Work to be completed ->
The answer is a single number: how many lines hold the string "Exosuit".

Listed entries ->
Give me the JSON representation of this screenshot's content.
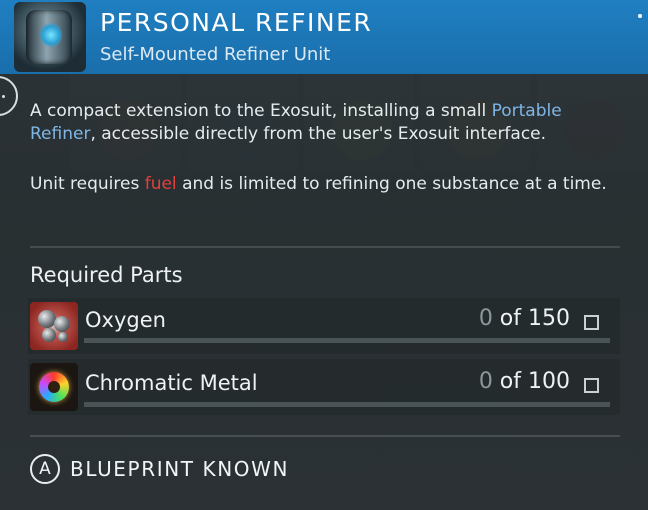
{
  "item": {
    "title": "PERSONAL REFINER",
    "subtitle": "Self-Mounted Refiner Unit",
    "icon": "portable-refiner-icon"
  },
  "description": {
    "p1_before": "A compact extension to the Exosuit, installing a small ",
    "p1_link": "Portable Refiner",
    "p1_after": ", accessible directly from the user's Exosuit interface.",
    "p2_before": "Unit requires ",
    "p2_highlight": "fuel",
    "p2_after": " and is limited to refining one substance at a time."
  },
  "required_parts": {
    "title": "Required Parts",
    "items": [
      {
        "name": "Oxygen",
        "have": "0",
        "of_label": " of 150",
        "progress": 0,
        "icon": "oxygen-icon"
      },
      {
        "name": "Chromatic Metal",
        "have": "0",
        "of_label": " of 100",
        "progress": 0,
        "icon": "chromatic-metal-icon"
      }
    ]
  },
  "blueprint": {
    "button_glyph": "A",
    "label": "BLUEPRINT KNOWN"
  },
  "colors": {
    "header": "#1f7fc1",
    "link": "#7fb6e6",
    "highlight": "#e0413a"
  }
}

Expected answer ->
2